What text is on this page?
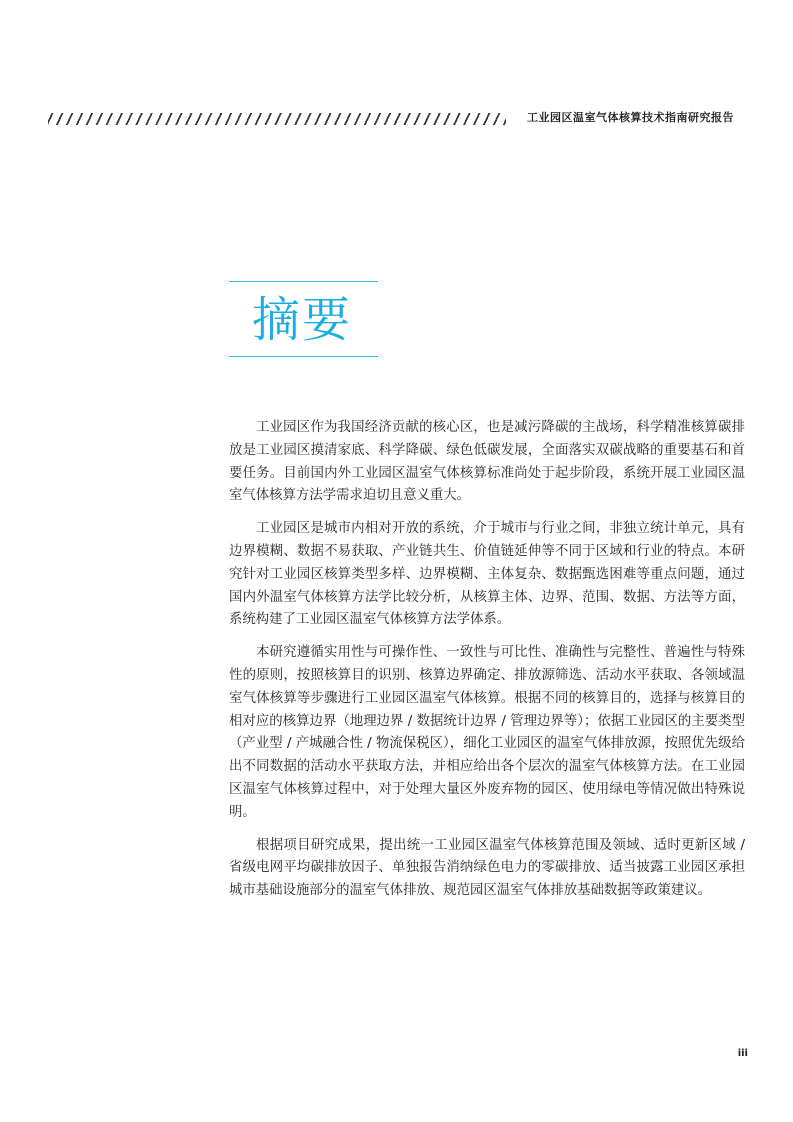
工业园区温室气体核算技术指南研究报告
摘要

工业园区作为我国经济贡献的核心区，也是减污降碳的主战场，科学精准核算碳排放是工业园区摸清家底、科学降碳、绿色低碳发展，全面落实双碳战略的重要基石和首要任务。目前国内外工业园区温室气体核算标准尚处于起步阶段，系统开展工业园区温室气体核算方法学需求迫切且意义重大。

工业园区是城市内相对开放的系统，介于城市与行业之间，非独立统计单元，具有边界模糊、数据不易获取、产业链共生、价值链延伸等不同于区域和行业的特点。本研究针对工业园区核算类型多样、边界模糊、主体复杂、数据甄选困难等重点问题，通过国内外温室气体核算方法学比较分析，从核算主体、边界、范围、数据、方法等方面，系统构建了工业园区温室气体核算方法学体系。

本研究遵循实用性与可操作性、一致性与可比性、准确性与完整性、普遍性与特殊性的原则，按照核算目的识别、核算边界确定、排放源筛选、活动水平获取、各领域温室气体核算等步骤进行工业园区温室气体核算。根据不同的核算目的，选择与核算目的相对应的核算边界（地理边界 / 数据统计边界 / 管理边界等）；依据工业园区的主要类型（产业型 / 产城融合性 / 物流保税区），细化工业园区的温室气体排放源，按照优先级给出不同数据的活动水平获取方法，并相应给出各个层次的温室气体核算方法。在工业园区温室气体核算过程中，对于处理大量区外废弃物的园区、使用绿电等情况做出特殊说明。

根据项目研究成果，提出统一工业园区温室气体核算范围及领域、适时更新区域 / 省级电网平均碳排放因子、单独报告消纳绿色电力的零碳排放、适当披露工业园区承担城市基础设施部分的温室气体排放、规范园区温室气体排放基础数据等政策建议。

iii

• [PROBLEM STATEMENT] Copy all the data exactly as written, but skip any picture.

• [ANSWER FOR THIS EXERCISE]
What text is on this page?
工业园区温室气体核算技术指南研究报告
摘要

工业园区作为我国经济贡献的核心区，也是减污降碳的主战场，科学精准核算碳排放是工业园区摸清家底、科学降碳、绿色低碳发展，全面落实双碳战略的重要基石和首要任务。目前国内外工业园区温室气体核算标准尚处于起步阶段，系统开展工业园区温室气体核算方法学需求迫切且意义重大。

工业园区是城市内相对开放的系统，介于城市与行业之间，非独立统计单元，具有边界模糊、数据不易获取、产业链共生、价值链延伸等不同于区域和行业的特点。本研究针对工业园区核算类型多样、边界模糊、主体复杂、数据甄选困难等重点问题，通过国内外温室气体核算方法学比较分析，从核算主体、边界、范围、数据、方法等方面，系统构建了工业园区温室气体核算方法学体系。

本研究遵循实用性与可操作性、一致性与可比性、准确性与完整性、普遍性与特殊性的原则，按照核算目的识别、核算边界确定、排放源筛选、活动水平获取、各领域温室气体核算等步骤进行工业园区温室气体核算。根据不同的核算目的，选择与核算目的相对应的核算边界（地理边界 / 数据统计边界 / 管理边界等）；依据工业园区的主要类型（产业型 / 产城融合性 / 物流保税区），细化工业园区的温室气体排放源，按照优先级给出不同数据的活动水平获取方法，并相应给出各个层次的温室气体核算方法。在工业园区温室气体核算过程中，对于处理大量区外废弃物的园区、使用绿电等情况做出特殊说明。

根据项目研究成果，提出统一工业园区温室气体核算范围及领域、适时更新区域 / 省级电网平均碳排放因子、单独报告消纳绿色电力的零碳排放、适当披露工业园区承担城市基础设施部分的温室气体排放、规范园区温室气体排放基础数据等政策建议。

iii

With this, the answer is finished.